TASK DIRECTIONS: Extract every record, keeping each one exactly as it is.

(Dataset entries)
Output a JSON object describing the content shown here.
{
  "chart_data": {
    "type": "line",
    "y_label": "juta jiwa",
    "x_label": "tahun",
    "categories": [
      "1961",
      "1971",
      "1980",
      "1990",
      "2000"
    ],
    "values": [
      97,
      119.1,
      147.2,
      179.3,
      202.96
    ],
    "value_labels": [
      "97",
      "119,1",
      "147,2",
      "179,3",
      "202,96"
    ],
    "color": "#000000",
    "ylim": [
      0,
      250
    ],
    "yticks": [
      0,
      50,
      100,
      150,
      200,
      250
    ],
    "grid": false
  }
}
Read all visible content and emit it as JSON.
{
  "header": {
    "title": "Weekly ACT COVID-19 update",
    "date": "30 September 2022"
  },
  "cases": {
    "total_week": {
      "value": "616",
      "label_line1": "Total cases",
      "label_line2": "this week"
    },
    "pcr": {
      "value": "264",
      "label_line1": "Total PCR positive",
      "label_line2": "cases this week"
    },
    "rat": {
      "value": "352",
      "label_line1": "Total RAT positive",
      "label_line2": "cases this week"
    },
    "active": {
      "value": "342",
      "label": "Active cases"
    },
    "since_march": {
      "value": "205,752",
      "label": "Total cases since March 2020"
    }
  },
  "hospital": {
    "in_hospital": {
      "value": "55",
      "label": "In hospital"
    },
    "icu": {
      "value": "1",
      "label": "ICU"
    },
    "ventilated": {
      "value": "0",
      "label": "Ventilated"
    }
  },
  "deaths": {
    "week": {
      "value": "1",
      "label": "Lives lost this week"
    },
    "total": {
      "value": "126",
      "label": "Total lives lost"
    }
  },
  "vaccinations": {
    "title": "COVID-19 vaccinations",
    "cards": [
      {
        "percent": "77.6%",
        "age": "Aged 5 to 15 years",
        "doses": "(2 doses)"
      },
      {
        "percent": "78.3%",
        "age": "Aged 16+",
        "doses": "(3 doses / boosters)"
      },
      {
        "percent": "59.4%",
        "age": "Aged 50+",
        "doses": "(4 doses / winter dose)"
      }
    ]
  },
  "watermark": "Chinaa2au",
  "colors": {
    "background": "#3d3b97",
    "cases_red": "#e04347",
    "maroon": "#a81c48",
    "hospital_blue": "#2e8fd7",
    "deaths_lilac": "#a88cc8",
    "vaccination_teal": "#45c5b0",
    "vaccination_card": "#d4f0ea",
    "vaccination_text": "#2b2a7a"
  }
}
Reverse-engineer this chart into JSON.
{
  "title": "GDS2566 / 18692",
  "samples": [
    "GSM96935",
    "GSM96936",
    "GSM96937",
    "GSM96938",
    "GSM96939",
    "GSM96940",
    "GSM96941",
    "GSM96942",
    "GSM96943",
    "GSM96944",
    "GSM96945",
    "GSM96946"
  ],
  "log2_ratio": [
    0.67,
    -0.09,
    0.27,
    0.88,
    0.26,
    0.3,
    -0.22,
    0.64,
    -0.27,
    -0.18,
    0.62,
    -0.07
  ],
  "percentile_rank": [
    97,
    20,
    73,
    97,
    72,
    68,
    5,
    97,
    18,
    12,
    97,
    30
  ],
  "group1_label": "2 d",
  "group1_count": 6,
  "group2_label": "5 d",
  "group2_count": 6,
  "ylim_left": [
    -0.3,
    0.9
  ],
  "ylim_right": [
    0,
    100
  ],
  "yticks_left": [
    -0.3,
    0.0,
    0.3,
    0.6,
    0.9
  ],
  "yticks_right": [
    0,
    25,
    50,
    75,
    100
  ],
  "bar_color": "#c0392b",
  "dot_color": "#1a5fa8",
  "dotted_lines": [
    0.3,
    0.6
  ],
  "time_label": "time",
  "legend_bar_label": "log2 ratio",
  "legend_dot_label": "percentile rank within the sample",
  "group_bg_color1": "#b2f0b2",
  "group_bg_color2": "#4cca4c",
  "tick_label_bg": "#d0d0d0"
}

RESULT BELOW:
Output a JSON object describing the content shown here.
{
  "chart_data": {
    "type": "line",
    "y_label": "juta jiwa",
    "x_label": "tahun",
    "categories": [
      "1961",
      "1971",
      "1980",
      "1990",
      "2000"
    ],
    "values": [
      97,
      119.1,
      147.2,
      179.3,
      202.96
    ],
    "value_labels": [
      "97",
      "119,1",
      "147,2",
      "179,3",
      "202,96"
    ],
    "color": "#000000",
    "ylim": [
      0,
      250
    ],
    "yticks": [
      0,
      50,
      100,
      150,
      200,
      250
    ],
    "grid": false
  }
}
Read all visible content and emit it as JSON.
{
  "header": {
    "title": "Weekly ACT COVID-19 update",
    "date": "30 September 2022"
  },
  "cases": {
    "total_week": {
      "value": "616",
      "label_line1": "Total cases",
      "label_line2": "this week"
    },
    "pcr": {
      "value": "264",
      "label_line1": "Total PCR positive",
      "label_line2": "cases this week"
    },
    "rat": {
      "value": "352",
      "label_line1": "Total RAT positive",
      "label_line2": "cases this week"
    },
    "active": {
      "value": "342",
      "label": "Active cases"
    },
    "since_march": {
      "value": "205,752",
      "label": "Total cases since March 2020"
    }
  },
  "hospital": {
    "in_hospital": {
      "value": "55",
      "label": "In hospital"
    },
    "icu": {
      "value": "1",
      "label": "ICU"
    },
    "ventilated": {
      "value": "0",
      "label": "Ventilated"
    }
  },
  "deaths": {
    "week": {
      "value": "1",
      "label": "Lives lost this week"
    },
    "total": {
      "value": "126",
      "label": "Total lives lost"
    }
  },
  "vaccinations": {
    "title": "COVID-19 vaccinations",
    "cards": [
      {
        "percent": "77.6%",
        "age": "Aged 5 to 15 years",
        "doses": "(2 doses)"
      },
      {
        "percent": "78.3%",
        "age": "Aged 16+",
        "doses": "(3 doses / boosters)"
      },
      {
        "percent": "59.4%",
        "age": "Aged 50+",
        "doses": "(4 doses / winter dose)"
      }
    ]
  },
  "watermark": "Chinaa2au",
  "colors": {
    "background": "#3d3b97",
    "cases_red": "#e04347",
    "maroon": "#a81c48",
    "hospital_blue": "#2e8fd7",
    "deaths_lilac": "#a88cc8",
    "vaccination_teal": "#45c5b0",
    "vaccination_card": "#d4f0ea",
    "vaccination_text": "#2b2a7a"
  }
}
Reverse-engineer this chart into JSON.
{
  "title": "GDS2566 / 18692",
  "samples": [
    "GSM96935",
    "GSM96936",
    "GSM96937",
    "GSM96938",
    "GSM96939",
    "GSM96940",
    "GSM96941",
    "GSM96942",
    "GSM96943",
    "GSM96944",
    "GSM96945",
    "GSM96946"
  ],
  "log2_ratio": [
    0.67,
    -0.09,
    0.27,
    0.88,
    0.26,
    0.3,
    -0.22,
    0.64,
    -0.27,
    -0.18,
    0.62,
    -0.07
  ],
  "percentile_rank": [
    97,
    20,
    73,
    97,
    72,
    68,
    5,
    97,
    18,
    12,
    97,
    30
  ],
  "group1_label": "2 d",
  "group1_count": 6,
  "group2_label": "5 d",
  "group2_count": 6,
  "ylim_left": [
    -0.3,
    0.9
  ],
  "ylim_right": [
    0,
    100
  ],
  "yticks_left": [
    -0.3,
    0.0,
    0.3,
    0.6,
    0.9
  ],
  "yticks_right": [
    0,
    25,
    50,
    75,
    100
  ],
  "bar_color": "#c0392b",
  "dot_color": "#1a5fa8",
  "dotted_lines": [
    0.3,
    0.6
  ],
  "time_label": "time",
  "legend_bar_label": "log2 ratio",
  "legend_dot_label": "percentile rank within the sample",
  "group_bg_color1": "#b2f0b2",
  "group_bg_color2": "#4cca4c",
  "tick_label_bg": "#d0d0d0"
}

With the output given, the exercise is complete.